→ **Records for the task**:
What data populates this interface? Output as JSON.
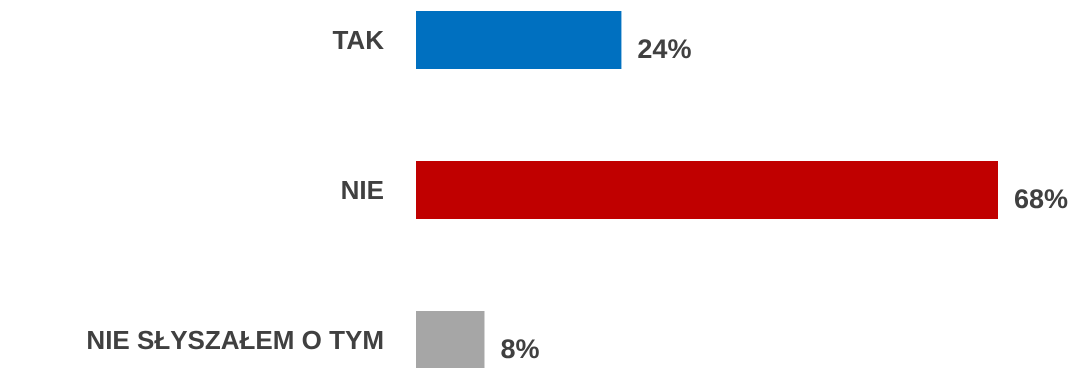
{
  "chart_data": {
    "type": "bar",
    "orientation": "horizontal",
    "categories": [
      "TAK",
      "NIE",
      "NIE SŁYSZAŁEM O TYM"
    ],
    "values": [
      24,
      68,
      8
    ],
    "value_labels": [
      "24%",
      "68%",
      "8%"
    ],
    "unit": "%",
    "colors": [
      "#0070c0",
      "#c00000",
      "#a6a6a6"
    ],
    "xlim": [
      0,
      68
    ],
    "grid": false,
    "legend": "none"
  }
}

→ **Work to complete**:
Pictures are excluded; repeat every record exactly.

→ **The answer**:
What data populates this interface? Output as JSON.
{
  "chart_data": {
    "type": "bar",
    "orientation": "horizontal",
    "categories": [
      "TAK",
      "NIE",
      "NIE SŁYSZAŁEM O TYM"
    ],
    "values": [
      24,
      68,
      8
    ],
    "value_labels": [
      "24%",
      "68%",
      "8%"
    ],
    "unit": "%",
    "colors": [
      "#0070c0",
      "#c00000",
      "#a6a6a6"
    ],
    "xlim": [
      0,
      68
    ],
    "grid": false,
    "legend": "none"
  }
}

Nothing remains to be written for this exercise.